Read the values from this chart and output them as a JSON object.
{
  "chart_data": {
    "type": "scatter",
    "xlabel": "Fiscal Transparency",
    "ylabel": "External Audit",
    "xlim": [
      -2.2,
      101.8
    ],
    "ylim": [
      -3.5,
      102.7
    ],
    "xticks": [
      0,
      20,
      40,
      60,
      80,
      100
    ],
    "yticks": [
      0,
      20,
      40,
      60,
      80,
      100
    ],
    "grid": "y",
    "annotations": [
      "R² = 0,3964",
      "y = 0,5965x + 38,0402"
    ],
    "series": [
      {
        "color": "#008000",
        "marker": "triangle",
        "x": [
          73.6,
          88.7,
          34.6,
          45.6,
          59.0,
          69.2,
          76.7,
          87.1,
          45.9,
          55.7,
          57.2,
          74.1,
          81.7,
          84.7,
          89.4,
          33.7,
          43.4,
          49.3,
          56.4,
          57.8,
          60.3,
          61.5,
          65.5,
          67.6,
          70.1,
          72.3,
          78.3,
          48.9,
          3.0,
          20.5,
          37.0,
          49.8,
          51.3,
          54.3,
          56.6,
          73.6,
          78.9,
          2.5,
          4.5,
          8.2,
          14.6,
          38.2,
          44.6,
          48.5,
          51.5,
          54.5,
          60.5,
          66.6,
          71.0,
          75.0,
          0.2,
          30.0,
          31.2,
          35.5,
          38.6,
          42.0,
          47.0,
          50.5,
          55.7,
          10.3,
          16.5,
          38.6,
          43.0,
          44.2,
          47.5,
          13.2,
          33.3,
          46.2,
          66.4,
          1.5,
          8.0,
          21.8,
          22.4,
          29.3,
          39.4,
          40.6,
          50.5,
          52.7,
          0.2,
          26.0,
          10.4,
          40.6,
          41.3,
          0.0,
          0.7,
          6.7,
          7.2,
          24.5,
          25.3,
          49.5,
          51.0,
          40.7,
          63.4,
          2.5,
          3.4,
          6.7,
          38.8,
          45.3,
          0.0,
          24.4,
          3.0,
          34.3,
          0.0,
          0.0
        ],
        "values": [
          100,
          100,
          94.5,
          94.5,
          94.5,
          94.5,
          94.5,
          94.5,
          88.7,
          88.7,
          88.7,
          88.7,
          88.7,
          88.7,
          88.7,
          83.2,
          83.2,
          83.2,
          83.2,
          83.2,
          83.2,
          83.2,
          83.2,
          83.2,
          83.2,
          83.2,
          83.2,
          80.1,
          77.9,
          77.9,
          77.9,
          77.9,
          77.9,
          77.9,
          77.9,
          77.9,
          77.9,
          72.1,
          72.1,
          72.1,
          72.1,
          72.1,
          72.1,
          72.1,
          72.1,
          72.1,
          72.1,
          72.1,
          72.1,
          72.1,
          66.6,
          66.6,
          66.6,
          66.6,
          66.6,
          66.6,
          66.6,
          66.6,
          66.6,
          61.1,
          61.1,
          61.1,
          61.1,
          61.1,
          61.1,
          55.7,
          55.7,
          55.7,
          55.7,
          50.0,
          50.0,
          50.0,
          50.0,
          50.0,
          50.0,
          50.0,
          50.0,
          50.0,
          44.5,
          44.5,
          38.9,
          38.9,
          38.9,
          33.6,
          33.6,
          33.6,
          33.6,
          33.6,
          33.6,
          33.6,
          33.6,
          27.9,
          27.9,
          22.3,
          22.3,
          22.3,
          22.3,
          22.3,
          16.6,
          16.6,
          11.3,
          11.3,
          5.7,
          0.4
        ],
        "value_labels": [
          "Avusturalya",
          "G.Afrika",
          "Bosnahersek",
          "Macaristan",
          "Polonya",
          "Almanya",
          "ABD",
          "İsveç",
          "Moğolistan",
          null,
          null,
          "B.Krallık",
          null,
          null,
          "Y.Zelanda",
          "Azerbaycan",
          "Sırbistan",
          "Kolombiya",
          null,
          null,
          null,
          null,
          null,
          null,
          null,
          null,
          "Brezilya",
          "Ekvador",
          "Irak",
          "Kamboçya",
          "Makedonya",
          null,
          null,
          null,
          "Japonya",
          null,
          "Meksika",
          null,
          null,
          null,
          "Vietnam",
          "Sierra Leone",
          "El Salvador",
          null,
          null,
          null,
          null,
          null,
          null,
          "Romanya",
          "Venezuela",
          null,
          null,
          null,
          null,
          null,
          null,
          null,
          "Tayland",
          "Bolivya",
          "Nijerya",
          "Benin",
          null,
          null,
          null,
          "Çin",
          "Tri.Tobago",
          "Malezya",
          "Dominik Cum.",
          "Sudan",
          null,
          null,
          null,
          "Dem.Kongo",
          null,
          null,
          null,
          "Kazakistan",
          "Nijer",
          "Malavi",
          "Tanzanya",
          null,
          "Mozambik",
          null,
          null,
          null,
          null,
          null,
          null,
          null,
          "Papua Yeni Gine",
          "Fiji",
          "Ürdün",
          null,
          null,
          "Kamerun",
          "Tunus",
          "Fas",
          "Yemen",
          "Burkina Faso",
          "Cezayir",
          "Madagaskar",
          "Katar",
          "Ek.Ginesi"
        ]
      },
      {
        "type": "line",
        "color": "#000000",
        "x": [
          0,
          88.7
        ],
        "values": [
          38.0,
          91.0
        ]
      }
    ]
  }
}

Stated problem ->
Each line of the listing above should be output exactly.

Worked solution ->
Read the values from this chart and output them as a JSON object.
{
  "chart_data": {
    "type": "scatter",
    "xlabel": "Fiscal Transparency",
    "ylabel": "External Audit",
    "xlim": [
      -2.2,
      101.8
    ],
    "ylim": [
      -3.5,
      102.7
    ],
    "xticks": [
      0,
      20,
      40,
      60,
      80,
      100
    ],
    "yticks": [
      0,
      20,
      40,
      60,
      80,
      100
    ],
    "grid": "y",
    "annotations": [
      "R² = 0,3964",
      "y = 0,5965x + 38,0402"
    ],
    "series": [
      {
        "color": "#008000",
        "marker": "triangle",
        "x": [
          73.6,
          88.7,
          34.6,
          45.6,
          59.0,
          69.2,
          76.7,
          87.1,
          45.9,
          55.7,
          57.2,
          74.1,
          81.7,
          84.7,
          89.4,
          33.7,
          43.4,
          49.3,
          56.4,
          57.8,
          60.3,
          61.5,
          65.5,
          67.6,
          70.1,
          72.3,
          78.3,
          48.9,
          3.0,
          20.5,
          37.0,
          49.8,
          51.3,
          54.3,
          56.6,
          73.6,
          78.9,
          2.5,
          4.5,
          8.2,
          14.6,
          38.2,
          44.6,
          48.5,
          51.5,
          54.5,
          60.5,
          66.6,
          71.0,
          75.0,
          0.2,
          30.0,
          31.2,
          35.5,
          38.6,
          42.0,
          47.0,
          50.5,
          55.7,
          10.3,
          16.5,
          38.6,
          43.0,
          44.2,
          47.5,
          13.2,
          33.3,
          46.2,
          66.4,
          1.5,
          8.0,
          21.8,
          22.4,
          29.3,
          39.4,
          40.6,
          50.5,
          52.7,
          0.2,
          26.0,
          10.4,
          40.6,
          41.3,
          0.0,
          0.7,
          6.7,
          7.2,
          24.5,
          25.3,
          49.5,
          51.0,
          40.7,
          63.4,
          2.5,
          3.4,
          6.7,
          38.8,
          45.3,
          0.0,
          24.4,
          3.0,
          34.3,
          0.0,
          0.0
        ],
        "values": [
          100,
          100,
          94.5,
          94.5,
          94.5,
          94.5,
          94.5,
          94.5,
          88.7,
          88.7,
          88.7,
          88.7,
          88.7,
          88.7,
          88.7,
          83.2,
          83.2,
          83.2,
          83.2,
          83.2,
          83.2,
          83.2,
          83.2,
          83.2,
          83.2,
          83.2,
          83.2,
          80.1,
          77.9,
          77.9,
          77.9,
          77.9,
          77.9,
          77.9,
          77.9,
          77.9,
          77.9,
          72.1,
          72.1,
          72.1,
          72.1,
          72.1,
          72.1,
          72.1,
          72.1,
          72.1,
          72.1,
          72.1,
          72.1,
          72.1,
          66.6,
          66.6,
          66.6,
          66.6,
          66.6,
          66.6,
          66.6,
          66.6,
          66.6,
          61.1,
          61.1,
          61.1,
          61.1,
          61.1,
          61.1,
          55.7,
          55.7,
          55.7,
          55.7,
          50.0,
          50.0,
          50.0,
          50.0,
          50.0,
          50.0,
          50.0,
          50.0,
          50.0,
          44.5,
          44.5,
          38.9,
          38.9,
          38.9,
          33.6,
          33.6,
          33.6,
          33.6,
          33.6,
          33.6,
          33.6,
          33.6,
          27.9,
          27.9,
          22.3,
          22.3,
          22.3,
          22.3,
          22.3,
          16.6,
          16.6,
          11.3,
          11.3,
          5.7,
          0.4
        ],
        "value_labels": [
          "Avusturalya",
          "G.Afrika",
          "Bosnahersek",
          "Macaristan",
          "Polonya",
          "Almanya",
          "ABD",
          "İsveç",
          "Moğolistan",
          null,
          null,
          "B.Krallık",
          null,
          null,
          "Y.Zelanda",
          "Azerbaycan",
          "Sırbistan",
          "Kolombiya",
          null,
          null,
          null,
          null,
          null,
          null,
          null,
          null,
          "Brezilya",
          "Ekvador",
          "Irak",
          "Kamboçya",
          "Makedonya",
          null,
          null,
          null,
          "Japonya",
          null,
          "Meksika",
          null,
          null,
          null,
          "Vietnam",
          "Sierra Leone",
          "El Salvador",
          null,
          null,
          null,
          null,
          null,
          null,
          "Romanya",
          "Venezuela",
          null,
          null,
          null,
          null,
          null,
          null,
          null,
          "Tayland",
          "Bolivya",
          "Nijerya",
          "Benin",
          null,
          null,
          null,
          "Çin",
          "Tri.Tobago",
          "Malezya",
          "Dominik Cum.",
          "Sudan",
          null,
          null,
          null,
          "Dem.Kongo",
          null,
          null,
          null,
          "Kazakistan",
          "Nijer",
          "Malavi",
          "Tanzanya",
          null,
          "Mozambik",
          null,
          null,
          null,
          null,
          null,
          null,
          null,
          "Papua Yeni Gine",
          "Fiji",
          "Ürdün",
          null,
          null,
          "Kamerun",
          "Tunus",
          "Fas",
          "Yemen",
          "Burkina Faso",
          "Cezayir",
          "Madagaskar",
          "Katar",
          "Ek.Ginesi"
        ]
      },
      {
        "type": "line",
        "color": "#000000",
        "x": [
          0,
          88.7
        ],
        "values": [
          38.0,
          91.0
        ]
      }
    ]
  }
}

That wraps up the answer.